▶ _GIVEN INSTRUCTION_
Pull every line out of the items below and reproduce each one unchanged, character for character.

▶ _PROVIDED RECORDS_
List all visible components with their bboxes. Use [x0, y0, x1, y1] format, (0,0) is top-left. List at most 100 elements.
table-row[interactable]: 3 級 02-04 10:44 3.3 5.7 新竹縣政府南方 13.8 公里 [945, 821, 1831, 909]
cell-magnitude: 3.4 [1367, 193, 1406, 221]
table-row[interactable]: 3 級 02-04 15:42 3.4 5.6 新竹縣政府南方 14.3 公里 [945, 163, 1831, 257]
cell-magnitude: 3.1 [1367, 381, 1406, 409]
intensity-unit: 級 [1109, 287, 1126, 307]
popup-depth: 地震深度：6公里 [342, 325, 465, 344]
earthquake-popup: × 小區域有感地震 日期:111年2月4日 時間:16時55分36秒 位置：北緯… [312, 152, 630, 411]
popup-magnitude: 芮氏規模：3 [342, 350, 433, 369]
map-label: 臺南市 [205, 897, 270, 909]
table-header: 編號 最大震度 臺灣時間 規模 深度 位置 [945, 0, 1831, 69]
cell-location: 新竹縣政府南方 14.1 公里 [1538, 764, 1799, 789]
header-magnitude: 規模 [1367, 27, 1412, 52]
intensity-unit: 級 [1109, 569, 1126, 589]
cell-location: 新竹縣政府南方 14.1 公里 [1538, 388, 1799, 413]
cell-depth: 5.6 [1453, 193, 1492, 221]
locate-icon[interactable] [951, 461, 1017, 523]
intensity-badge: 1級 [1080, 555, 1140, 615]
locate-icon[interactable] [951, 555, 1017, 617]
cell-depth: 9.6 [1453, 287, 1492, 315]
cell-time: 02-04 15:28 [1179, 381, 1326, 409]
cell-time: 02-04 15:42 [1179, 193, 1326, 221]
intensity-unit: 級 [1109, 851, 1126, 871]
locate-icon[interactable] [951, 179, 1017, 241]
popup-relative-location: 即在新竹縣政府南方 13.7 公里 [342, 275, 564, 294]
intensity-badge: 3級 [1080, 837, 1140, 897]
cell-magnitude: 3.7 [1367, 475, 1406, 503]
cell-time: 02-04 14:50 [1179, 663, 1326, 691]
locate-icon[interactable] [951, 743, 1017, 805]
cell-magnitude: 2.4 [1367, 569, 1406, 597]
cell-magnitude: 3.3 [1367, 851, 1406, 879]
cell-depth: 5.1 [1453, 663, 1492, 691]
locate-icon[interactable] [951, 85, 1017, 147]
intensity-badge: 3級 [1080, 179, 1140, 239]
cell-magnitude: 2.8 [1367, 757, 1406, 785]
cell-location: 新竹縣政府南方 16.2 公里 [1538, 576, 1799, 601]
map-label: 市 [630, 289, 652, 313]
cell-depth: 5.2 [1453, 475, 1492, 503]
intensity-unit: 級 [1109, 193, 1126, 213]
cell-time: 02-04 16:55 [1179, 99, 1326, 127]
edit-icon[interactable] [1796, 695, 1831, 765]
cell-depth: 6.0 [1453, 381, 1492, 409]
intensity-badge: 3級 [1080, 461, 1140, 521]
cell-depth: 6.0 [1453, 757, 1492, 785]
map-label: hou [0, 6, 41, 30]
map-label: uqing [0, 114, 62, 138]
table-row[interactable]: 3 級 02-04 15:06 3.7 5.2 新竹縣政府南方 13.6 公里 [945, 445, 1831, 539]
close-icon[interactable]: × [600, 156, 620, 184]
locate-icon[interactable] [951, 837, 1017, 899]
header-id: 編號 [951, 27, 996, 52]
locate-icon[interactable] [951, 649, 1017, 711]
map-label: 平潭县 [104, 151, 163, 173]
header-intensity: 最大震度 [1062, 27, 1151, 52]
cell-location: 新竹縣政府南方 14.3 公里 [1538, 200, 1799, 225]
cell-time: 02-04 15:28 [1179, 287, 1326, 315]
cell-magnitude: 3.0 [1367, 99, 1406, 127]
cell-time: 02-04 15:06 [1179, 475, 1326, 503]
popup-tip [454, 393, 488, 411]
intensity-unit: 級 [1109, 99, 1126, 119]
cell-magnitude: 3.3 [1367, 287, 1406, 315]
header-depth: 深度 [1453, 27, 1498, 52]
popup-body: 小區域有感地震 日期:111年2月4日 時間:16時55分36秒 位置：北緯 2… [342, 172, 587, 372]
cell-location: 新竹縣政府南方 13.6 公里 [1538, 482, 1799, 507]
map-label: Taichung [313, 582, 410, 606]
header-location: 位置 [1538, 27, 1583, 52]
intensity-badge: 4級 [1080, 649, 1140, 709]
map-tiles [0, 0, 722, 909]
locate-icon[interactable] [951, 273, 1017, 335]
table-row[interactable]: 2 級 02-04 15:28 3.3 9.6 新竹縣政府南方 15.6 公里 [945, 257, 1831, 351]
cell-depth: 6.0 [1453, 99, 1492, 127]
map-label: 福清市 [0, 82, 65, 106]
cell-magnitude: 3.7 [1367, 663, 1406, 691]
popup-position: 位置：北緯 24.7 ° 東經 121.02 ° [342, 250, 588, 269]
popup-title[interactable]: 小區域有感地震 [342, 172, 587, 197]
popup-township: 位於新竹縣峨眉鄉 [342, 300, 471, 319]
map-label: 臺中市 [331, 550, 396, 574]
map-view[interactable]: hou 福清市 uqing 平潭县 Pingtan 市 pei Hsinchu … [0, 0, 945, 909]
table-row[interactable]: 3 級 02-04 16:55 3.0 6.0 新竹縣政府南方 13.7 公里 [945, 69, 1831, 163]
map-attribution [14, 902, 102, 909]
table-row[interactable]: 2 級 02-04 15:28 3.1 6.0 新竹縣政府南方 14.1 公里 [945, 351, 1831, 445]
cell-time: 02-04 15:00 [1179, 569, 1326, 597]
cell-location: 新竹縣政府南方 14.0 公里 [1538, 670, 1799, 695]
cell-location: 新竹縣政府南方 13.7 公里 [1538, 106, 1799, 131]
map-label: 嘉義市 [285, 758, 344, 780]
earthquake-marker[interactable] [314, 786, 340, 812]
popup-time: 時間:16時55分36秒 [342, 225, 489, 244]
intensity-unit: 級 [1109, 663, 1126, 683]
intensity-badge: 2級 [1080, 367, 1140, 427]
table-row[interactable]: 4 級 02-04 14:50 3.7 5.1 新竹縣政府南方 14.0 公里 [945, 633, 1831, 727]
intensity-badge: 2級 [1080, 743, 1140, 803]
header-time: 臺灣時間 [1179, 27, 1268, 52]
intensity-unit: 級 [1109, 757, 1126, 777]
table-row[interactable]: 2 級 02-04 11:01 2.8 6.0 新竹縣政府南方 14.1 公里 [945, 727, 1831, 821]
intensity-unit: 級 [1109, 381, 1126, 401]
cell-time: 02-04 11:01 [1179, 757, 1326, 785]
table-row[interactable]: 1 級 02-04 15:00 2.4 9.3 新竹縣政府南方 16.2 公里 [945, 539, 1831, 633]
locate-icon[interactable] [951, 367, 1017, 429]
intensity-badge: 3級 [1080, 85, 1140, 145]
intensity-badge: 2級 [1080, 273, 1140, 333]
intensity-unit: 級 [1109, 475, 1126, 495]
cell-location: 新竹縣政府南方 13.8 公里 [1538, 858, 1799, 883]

▶ _ANSWER FOR THE TASK_
List all visible components with their bboxes. Use [x0, y0, x1, y1] format, (0,0) is top-left. List at most 100 elements.
table-row[interactable]: 3 級 02-04 10:44 3.3 5.7 新竹縣政府南方 13.8 公里 [945, 821, 1831, 909]
cell-magnitude: 3.4 [1367, 193, 1406, 221]
table-row[interactable]: 3 級 02-04 15:42 3.4 5.6 新竹縣政府南方 14.3 公里 [945, 163, 1831, 257]
cell-magnitude: 3.1 [1367, 381, 1406, 409]
intensity-unit: 級 [1109, 287, 1126, 307]
popup-depth: 地震深度：6公里 [342, 325, 465, 344]
earthquake-popup: × 小區域有感地震 日期:111年2月4日 時間:16時55分36秒 位置：北緯… [312, 152, 630, 411]
popup-magnitude: 芮氏規模：3 [342, 350, 433, 369]
map-label: 臺南市 [205, 897, 270, 909]
table-header: 編號 最大震度 臺灣時間 規模 深度 位置 [945, 0, 1831, 69]
cell-location: 新竹縣政府南方 14.1 公里 [1538, 764, 1799, 789]
header-magnitude: 規模 [1367, 27, 1412, 52]
intensity-unit: 級 [1109, 569, 1126, 589]
cell-location: 新竹縣政府南方 14.1 公里 [1538, 388, 1799, 413]
cell-depth: 5.6 [1453, 193, 1492, 221]
locate-icon[interactable] [951, 461, 1017, 523]
intensity-badge: 1級 [1080, 555, 1140, 615]
locate-icon[interactable] [951, 555, 1017, 617]
cell-depth: 9.6 [1453, 287, 1492, 315]
cell-time: 02-04 15:28 [1179, 381, 1326, 409]
cell-time: 02-04 15:42 [1179, 193, 1326, 221]
intensity-unit: 級 [1109, 851, 1126, 871]
locate-icon[interactable] [951, 179, 1017, 241]
popup-relative-location: 即在新竹縣政府南方 13.7 公里 [342, 275, 564, 294]
intensity-badge: 3級 [1080, 837, 1140, 897]
cell-magnitude: 3.7 [1367, 475, 1406, 503]
cell-time: 02-04 14:50 [1179, 663, 1326, 691]
locate-icon[interactable] [951, 743, 1017, 805]
cell-magnitude: 2.4 [1367, 569, 1406, 597]
cell-magnitude: 3.3 [1367, 851, 1406, 879]
cell-depth: 5.1 [1453, 663, 1492, 691]
locate-icon[interactable] [951, 85, 1017, 147]
intensity-badge: 3級 [1080, 179, 1140, 239]
cell-magnitude: 2.8 [1367, 757, 1406, 785]
cell-location: 新竹縣政府南方 16.2 公里 [1538, 576, 1799, 601]
map-label: 市 [630, 289, 652, 313]
cell-depth: 5.2 [1453, 475, 1492, 503]
intensity-unit: 級 [1109, 193, 1126, 213]
cell-time: 02-04 16:55 [1179, 99, 1326, 127]
edit-icon[interactable] [1796, 695, 1831, 765]
cell-depth: 6.0 [1453, 381, 1492, 409]
intensity-badge: 3級 [1080, 461, 1140, 521]
cell-depth: 6.0 [1453, 757, 1492, 785]
map-label: hou [0, 6, 41, 30]
map-label: uqing [0, 114, 62, 138]
table-row[interactable]: 3 級 02-04 15:06 3.7 5.2 新竹縣政府南方 13.6 公里 [945, 445, 1831, 539]
close-icon[interactable]: × [600, 156, 620, 184]
locate-icon[interactable] [951, 837, 1017, 899]
header-id: 編號 [951, 27, 996, 52]
locate-icon[interactable] [951, 649, 1017, 711]
map-label: 平潭县 [104, 151, 163, 173]
header-intensity: 最大震度 [1062, 27, 1151, 52]
cell-location: 新竹縣政府南方 14.3 公里 [1538, 200, 1799, 225]
cell-time: 02-04 15:28 [1179, 287, 1326, 315]
cell-magnitude: 3.0 [1367, 99, 1406, 127]
cell-time: 02-04 15:06 [1179, 475, 1326, 503]
popup-tip [454, 393, 488, 411]
intensity-unit: 級 [1109, 99, 1126, 119]
cell-magnitude: 3.3 [1367, 287, 1406, 315]
header-depth: 深度 [1453, 27, 1498, 52]
popup-body: 小區域有感地震 日期:111年2月4日 時間:16時55分36秒 位置：北緯 2… [342, 172, 587, 372]
cell-location: 新竹縣政府南方 13.6 公里 [1538, 482, 1799, 507]
map-label: Taichung [313, 582, 410, 606]
header-location: 位置 [1538, 27, 1583, 52]
intensity-badge: 4級 [1080, 649, 1140, 709]
map-tiles [0, 0, 722, 909]
locate-icon[interactable] [951, 273, 1017, 335]
table-row[interactable]: 2 級 02-04 15:28 3.3 9.6 新竹縣政府南方 15.6 公里 [945, 257, 1831, 351]
cell-depth: 6.0 [1453, 99, 1492, 127]
map-label: 福清市 [0, 82, 65, 106]
cell-magnitude: 3.7 [1367, 663, 1406, 691]
popup-position: 位置：北緯 24.7 ° 東經 121.02 ° [342, 250, 588, 269]
popup-title[interactable]: 小區域有感地震 [342, 172, 587, 197]
popup-township: 位於新竹縣峨眉鄉 [342, 300, 471, 319]
map-label: 臺中市 [331, 550, 396, 574]
map-view[interactable]: hou 福清市 uqing 平潭县 Pingtan 市 pei Hsinchu … [0, 0, 945, 909]
table-row[interactable]: 3 級 02-04 16:55 3.0 6.0 新竹縣政府南方 13.7 公里 [945, 69, 1831, 163]
map-attribution [14, 902, 102, 909]
table-row[interactable]: 2 級 02-04 15:28 3.1 6.0 新竹縣政府南方 14.1 公里 [945, 351, 1831, 445]
cell-time: 02-04 15:00 [1179, 569, 1326, 597]
cell-location: 新竹縣政府南方 14.0 公里 [1538, 670, 1799, 695]
cell-location: 新竹縣政府南方 13.7 公里 [1538, 106, 1799, 131]
map-label: 嘉義市 [285, 758, 344, 780]
earthquake-marker[interactable] [314, 786, 340, 812]
popup-time: 時間:16時55分36秒 [342, 225, 489, 244]
intensity-unit: 級 [1109, 663, 1126, 683]
intensity-badge: 2級 [1080, 367, 1140, 427]
table-row[interactable]: 4 級 02-04 14:50 3.7 5.1 新竹縣政府南方 14.0 公里 [945, 633, 1831, 727]
intensity-badge: 2級 [1080, 743, 1140, 803]
header-time: 臺灣時間 [1179, 27, 1268, 52]
intensity-unit: 級 [1109, 757, 1126, 777]
table-row[interactable]: 2 級 02-04 11:01 2.8 6.0 新竹縣政府南方 14.1 公里 [945, 727, 1831, 821]
intensity-unit: 級 [1109, 381, 1126, 401]
cell-time: 02-04 11:01 [1179, 757, 1326, 785]
table-row[interactable]: 1 級 02-04 15:00 2.4 9.3 新竹縣政府南方 16.2 公里 [945, 539, 1831, 633]
locate-icon[interactable] [951, 367, 1017, 429]
intensity-badge: 3級 [1080, 85, 1140, 145]
intensity-badge: 2級 [1080, 273, 1140, 333]
intensity-unit: 級 [1109, 475, 1126, 495]
cell-location: 新竹縣政府南方 13.8 公里 [1538, 858, 1799, 883]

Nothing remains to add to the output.